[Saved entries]
※ ※ ※
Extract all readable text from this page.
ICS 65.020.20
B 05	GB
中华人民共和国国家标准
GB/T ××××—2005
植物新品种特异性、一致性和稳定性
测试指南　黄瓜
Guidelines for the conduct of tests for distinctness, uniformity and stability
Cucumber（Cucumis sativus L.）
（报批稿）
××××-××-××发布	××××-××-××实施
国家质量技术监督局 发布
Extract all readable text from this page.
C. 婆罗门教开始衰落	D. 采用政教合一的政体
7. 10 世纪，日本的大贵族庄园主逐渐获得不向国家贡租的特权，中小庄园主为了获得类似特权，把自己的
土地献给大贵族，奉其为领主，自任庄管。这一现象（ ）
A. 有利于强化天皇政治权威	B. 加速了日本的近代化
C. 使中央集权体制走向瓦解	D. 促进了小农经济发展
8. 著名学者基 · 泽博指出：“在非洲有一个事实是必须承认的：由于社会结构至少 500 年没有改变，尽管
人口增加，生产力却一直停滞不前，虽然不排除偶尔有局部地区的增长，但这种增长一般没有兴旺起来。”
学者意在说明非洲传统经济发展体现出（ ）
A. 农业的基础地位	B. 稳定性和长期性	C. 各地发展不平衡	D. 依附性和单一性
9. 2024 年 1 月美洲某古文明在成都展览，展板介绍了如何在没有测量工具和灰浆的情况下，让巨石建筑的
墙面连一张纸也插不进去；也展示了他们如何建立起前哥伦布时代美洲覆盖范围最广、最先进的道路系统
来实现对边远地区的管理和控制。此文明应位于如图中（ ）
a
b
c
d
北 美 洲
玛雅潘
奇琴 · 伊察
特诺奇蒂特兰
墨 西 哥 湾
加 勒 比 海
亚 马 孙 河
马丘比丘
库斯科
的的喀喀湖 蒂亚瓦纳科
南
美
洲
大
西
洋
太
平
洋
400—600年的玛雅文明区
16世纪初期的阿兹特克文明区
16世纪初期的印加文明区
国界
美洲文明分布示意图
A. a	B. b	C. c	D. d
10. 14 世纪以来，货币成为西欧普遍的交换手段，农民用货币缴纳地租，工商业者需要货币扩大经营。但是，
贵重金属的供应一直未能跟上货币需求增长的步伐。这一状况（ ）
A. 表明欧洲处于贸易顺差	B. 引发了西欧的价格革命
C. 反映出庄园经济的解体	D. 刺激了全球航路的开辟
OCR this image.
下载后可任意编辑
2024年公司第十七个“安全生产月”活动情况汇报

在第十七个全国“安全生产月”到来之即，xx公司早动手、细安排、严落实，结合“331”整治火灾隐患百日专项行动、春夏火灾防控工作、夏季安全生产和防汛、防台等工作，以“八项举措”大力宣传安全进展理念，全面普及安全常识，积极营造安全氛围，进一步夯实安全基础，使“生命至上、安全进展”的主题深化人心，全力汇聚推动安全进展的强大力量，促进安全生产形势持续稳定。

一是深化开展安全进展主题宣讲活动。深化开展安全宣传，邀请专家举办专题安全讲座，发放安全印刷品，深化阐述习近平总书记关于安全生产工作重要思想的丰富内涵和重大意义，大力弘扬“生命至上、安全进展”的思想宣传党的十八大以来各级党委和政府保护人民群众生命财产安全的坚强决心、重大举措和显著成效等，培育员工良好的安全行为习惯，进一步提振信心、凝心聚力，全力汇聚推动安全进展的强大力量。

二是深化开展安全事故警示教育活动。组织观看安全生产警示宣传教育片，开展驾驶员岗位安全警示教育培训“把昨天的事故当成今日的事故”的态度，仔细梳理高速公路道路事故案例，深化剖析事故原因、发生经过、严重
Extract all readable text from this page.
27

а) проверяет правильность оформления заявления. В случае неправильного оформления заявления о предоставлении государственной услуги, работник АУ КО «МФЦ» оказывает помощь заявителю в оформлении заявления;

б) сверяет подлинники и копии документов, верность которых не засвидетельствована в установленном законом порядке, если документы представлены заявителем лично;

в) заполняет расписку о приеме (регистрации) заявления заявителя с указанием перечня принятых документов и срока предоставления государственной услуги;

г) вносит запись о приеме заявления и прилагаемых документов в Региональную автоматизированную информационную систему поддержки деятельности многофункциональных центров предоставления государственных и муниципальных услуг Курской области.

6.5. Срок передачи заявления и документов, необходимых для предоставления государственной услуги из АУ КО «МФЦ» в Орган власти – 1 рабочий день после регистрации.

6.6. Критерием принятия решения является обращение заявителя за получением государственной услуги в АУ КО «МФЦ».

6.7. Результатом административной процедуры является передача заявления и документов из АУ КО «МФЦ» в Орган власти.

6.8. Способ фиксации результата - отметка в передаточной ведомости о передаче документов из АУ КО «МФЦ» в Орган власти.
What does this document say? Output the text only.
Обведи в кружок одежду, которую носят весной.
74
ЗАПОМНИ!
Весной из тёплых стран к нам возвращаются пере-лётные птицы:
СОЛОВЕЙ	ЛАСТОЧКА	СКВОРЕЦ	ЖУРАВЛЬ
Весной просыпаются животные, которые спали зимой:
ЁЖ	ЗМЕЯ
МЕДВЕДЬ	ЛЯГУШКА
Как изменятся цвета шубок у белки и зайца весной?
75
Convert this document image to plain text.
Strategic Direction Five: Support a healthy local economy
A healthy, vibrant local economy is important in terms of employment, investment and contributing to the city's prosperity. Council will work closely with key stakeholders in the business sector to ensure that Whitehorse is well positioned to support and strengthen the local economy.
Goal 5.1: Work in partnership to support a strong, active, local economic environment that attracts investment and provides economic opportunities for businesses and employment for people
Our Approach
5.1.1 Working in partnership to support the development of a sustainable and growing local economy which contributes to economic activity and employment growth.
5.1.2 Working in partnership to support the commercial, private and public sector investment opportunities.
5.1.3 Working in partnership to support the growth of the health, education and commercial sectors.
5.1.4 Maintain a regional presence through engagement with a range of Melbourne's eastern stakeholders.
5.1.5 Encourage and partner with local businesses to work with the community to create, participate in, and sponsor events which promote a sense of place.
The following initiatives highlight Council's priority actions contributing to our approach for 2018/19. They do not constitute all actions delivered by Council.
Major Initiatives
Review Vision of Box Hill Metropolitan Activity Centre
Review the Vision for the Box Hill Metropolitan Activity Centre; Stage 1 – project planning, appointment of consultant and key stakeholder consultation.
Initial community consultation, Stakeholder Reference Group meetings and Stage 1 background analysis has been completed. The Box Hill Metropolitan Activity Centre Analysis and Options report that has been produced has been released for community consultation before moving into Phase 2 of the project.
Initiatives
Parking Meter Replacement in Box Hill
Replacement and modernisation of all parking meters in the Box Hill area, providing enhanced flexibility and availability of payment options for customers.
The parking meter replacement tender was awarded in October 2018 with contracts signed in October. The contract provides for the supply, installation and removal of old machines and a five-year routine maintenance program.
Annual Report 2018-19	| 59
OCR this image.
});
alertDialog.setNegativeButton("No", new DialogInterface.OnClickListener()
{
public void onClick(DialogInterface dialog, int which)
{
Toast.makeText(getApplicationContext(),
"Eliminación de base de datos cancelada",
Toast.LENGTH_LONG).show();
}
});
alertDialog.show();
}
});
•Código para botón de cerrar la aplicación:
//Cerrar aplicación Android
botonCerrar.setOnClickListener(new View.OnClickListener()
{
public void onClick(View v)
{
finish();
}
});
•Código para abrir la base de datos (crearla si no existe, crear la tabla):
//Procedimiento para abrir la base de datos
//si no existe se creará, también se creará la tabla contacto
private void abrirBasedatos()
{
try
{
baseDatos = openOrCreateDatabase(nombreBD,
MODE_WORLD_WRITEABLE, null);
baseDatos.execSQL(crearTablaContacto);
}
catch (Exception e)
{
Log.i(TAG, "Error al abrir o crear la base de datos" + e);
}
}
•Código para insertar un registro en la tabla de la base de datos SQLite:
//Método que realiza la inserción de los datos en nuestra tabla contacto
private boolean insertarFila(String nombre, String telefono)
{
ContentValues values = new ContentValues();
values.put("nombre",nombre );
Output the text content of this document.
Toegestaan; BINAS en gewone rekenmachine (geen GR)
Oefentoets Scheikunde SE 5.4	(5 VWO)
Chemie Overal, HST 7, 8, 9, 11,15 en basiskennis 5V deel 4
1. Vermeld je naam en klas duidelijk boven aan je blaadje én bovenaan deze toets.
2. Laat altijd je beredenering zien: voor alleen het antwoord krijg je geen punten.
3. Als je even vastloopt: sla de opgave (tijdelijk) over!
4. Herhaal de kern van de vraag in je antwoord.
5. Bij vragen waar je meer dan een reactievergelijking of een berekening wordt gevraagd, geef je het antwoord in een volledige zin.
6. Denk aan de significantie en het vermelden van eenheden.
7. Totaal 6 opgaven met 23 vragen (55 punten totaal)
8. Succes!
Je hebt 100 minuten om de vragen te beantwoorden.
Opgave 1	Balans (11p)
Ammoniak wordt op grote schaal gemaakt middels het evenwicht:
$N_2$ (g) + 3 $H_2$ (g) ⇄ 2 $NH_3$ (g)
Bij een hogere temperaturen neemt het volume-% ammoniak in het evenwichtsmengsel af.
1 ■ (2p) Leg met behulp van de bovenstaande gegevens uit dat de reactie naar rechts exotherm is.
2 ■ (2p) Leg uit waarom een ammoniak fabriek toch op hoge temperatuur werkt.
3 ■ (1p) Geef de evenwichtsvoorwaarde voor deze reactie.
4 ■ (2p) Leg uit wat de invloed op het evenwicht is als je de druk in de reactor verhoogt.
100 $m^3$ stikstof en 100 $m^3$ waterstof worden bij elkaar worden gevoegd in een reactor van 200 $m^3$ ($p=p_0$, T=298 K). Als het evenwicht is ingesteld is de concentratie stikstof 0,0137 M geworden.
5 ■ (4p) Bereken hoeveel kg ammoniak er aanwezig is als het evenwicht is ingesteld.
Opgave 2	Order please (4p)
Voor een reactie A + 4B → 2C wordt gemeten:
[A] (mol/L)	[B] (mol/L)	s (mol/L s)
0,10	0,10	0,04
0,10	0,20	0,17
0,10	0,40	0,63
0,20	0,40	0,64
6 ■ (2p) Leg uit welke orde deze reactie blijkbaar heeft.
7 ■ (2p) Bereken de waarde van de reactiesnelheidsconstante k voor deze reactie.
※ ※ ※
◆ TASK OBJECTIVE
In the listing, find all lines with the string "opportunities" and copy them.

◆ ANSWER TO THIS PROBLEM
Goal 5.1: Work in partnership to support a strong, active, local economic environment that attracts investment and provides economic opportunities for businesses and employment for people
5.1.2 Working in partnership to support the commercial, private and public sector investment opportunities.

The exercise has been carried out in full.